__THE TASK__: Go through the entries below, tally each line with the string "name", and give the final number by itself.

Excerpts from a figure dataset
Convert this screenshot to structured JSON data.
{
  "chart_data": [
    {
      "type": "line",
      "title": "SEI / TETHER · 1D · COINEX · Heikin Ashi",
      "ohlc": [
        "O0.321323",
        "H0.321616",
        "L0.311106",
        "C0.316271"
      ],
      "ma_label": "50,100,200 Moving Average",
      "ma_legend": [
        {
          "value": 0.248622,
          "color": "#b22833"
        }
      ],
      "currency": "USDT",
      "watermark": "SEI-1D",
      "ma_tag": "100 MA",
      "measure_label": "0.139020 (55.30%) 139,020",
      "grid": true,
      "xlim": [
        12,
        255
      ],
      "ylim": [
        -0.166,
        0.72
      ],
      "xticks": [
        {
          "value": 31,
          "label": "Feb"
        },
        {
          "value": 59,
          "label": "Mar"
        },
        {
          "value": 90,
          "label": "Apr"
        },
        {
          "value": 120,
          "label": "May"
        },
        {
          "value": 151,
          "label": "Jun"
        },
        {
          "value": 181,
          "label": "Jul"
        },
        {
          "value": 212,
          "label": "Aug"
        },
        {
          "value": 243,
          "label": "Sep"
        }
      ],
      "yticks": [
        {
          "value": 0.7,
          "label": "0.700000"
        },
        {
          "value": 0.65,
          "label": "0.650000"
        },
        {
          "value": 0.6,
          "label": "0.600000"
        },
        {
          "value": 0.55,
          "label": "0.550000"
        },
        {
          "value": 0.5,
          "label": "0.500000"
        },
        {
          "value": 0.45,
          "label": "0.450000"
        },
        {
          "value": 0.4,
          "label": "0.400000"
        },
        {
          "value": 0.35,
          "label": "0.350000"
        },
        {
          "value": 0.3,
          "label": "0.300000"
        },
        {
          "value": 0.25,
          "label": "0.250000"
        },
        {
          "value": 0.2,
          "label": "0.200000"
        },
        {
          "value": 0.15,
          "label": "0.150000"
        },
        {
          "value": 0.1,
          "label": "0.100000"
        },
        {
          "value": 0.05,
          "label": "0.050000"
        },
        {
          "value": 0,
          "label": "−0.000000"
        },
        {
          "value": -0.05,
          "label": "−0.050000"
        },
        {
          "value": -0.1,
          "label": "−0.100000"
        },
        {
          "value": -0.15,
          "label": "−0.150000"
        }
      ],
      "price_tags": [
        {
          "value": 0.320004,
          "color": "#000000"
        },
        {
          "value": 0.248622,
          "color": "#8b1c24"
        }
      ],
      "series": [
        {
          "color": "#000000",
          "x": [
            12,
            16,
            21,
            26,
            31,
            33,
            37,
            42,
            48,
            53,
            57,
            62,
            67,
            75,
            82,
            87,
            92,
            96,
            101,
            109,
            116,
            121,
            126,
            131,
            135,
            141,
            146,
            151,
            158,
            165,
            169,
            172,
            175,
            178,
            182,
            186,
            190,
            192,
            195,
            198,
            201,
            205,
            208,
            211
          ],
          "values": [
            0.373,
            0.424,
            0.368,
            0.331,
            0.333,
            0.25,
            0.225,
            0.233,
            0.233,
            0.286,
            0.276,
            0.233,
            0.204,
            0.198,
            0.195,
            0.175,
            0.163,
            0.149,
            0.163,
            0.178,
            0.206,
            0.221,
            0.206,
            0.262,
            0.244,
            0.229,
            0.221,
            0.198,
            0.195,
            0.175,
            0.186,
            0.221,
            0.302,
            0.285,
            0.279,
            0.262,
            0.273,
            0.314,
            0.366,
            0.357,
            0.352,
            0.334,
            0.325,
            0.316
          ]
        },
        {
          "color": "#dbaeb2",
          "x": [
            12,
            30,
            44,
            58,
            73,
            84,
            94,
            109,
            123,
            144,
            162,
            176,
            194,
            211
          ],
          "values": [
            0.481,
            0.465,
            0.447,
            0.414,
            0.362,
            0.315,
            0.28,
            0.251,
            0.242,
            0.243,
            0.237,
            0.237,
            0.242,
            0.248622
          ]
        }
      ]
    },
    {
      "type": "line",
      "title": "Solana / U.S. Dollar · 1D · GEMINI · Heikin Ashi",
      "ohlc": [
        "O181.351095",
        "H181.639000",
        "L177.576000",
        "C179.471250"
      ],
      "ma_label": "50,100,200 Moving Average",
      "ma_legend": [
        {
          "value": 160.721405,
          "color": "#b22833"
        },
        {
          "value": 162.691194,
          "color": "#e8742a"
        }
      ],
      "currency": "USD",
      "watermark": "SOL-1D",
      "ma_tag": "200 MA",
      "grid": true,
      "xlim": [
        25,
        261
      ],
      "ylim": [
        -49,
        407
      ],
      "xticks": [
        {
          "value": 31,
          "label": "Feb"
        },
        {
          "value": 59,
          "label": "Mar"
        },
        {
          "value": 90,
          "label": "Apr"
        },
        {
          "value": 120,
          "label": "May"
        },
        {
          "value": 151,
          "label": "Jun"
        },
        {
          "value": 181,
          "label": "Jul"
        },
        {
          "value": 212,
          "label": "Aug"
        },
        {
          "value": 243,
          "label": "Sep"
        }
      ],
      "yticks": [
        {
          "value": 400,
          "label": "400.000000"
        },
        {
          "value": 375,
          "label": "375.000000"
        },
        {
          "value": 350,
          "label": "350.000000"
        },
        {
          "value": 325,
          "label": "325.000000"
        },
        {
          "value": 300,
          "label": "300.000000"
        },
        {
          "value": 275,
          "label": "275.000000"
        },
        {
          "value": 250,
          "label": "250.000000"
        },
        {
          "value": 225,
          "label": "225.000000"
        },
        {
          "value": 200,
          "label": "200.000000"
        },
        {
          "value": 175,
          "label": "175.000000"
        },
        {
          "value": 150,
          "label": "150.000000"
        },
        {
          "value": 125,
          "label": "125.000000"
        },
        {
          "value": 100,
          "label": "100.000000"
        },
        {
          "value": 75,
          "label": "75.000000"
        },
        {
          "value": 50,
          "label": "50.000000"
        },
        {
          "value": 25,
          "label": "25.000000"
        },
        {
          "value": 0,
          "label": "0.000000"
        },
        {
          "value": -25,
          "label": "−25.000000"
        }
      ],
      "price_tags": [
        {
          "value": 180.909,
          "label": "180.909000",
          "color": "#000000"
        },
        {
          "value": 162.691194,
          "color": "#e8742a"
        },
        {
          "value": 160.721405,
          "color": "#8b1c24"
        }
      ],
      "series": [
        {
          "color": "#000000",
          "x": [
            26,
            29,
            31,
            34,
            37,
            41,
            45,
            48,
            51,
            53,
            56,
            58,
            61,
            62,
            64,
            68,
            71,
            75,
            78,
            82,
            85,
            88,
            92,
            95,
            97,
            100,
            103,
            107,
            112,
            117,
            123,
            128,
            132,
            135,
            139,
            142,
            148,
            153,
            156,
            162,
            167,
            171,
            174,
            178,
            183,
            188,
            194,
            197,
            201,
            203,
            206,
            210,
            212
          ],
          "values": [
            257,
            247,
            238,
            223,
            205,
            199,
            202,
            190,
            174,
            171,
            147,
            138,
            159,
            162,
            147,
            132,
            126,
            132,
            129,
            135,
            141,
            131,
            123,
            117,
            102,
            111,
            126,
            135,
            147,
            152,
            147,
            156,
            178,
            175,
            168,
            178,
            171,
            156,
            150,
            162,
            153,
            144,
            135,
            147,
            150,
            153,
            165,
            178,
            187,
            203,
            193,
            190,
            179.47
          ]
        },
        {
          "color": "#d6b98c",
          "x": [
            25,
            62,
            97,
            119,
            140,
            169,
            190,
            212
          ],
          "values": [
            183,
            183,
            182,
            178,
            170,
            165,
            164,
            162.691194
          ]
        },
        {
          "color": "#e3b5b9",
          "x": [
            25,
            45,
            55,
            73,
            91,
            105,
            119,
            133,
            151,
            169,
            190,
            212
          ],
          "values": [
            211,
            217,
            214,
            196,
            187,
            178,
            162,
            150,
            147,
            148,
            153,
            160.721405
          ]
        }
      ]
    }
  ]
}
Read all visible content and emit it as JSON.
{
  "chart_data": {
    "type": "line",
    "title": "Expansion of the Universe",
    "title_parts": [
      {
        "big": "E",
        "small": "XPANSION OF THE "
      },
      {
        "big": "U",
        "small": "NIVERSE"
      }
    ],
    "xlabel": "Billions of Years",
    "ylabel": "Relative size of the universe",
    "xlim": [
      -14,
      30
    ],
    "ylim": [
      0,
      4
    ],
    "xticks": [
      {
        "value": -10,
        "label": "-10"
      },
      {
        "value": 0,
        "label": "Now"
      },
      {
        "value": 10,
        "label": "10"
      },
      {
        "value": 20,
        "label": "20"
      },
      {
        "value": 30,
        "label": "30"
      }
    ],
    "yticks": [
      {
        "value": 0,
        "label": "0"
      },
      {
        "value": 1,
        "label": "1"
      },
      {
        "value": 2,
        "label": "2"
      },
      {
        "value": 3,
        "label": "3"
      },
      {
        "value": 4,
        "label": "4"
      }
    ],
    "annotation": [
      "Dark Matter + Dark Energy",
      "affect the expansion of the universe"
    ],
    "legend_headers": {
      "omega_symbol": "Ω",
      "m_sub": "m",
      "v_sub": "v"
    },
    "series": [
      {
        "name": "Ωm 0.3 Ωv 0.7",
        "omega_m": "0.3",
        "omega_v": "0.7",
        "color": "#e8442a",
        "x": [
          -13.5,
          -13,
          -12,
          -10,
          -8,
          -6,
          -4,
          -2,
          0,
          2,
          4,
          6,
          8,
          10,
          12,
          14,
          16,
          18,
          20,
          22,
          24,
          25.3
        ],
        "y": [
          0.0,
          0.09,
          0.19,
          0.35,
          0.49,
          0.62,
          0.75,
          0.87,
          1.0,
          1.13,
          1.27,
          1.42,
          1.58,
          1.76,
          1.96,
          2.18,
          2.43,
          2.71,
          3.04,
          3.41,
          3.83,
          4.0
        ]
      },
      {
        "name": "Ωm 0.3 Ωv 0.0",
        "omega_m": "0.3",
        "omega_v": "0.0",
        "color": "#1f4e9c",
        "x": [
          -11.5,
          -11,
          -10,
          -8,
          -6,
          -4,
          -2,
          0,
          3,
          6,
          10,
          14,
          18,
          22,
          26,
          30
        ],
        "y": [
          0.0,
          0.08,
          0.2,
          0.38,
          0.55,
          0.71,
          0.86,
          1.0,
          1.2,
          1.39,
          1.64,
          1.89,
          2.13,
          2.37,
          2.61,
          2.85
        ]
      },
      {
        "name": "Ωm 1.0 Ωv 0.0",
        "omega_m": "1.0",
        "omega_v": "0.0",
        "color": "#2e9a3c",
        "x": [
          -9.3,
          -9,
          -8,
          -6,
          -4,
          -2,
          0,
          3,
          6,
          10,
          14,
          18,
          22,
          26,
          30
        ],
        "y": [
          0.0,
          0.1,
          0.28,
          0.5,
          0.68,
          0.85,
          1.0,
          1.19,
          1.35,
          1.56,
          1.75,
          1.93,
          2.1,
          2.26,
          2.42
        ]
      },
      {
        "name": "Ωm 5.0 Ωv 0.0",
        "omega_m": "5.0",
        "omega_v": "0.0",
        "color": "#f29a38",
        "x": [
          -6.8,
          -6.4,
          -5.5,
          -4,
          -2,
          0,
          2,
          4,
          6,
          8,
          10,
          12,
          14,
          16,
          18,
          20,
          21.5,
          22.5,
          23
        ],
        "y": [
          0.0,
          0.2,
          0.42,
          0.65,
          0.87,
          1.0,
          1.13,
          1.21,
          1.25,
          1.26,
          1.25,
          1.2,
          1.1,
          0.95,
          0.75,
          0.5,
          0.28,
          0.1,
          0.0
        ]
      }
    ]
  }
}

__SOLUTION__: 4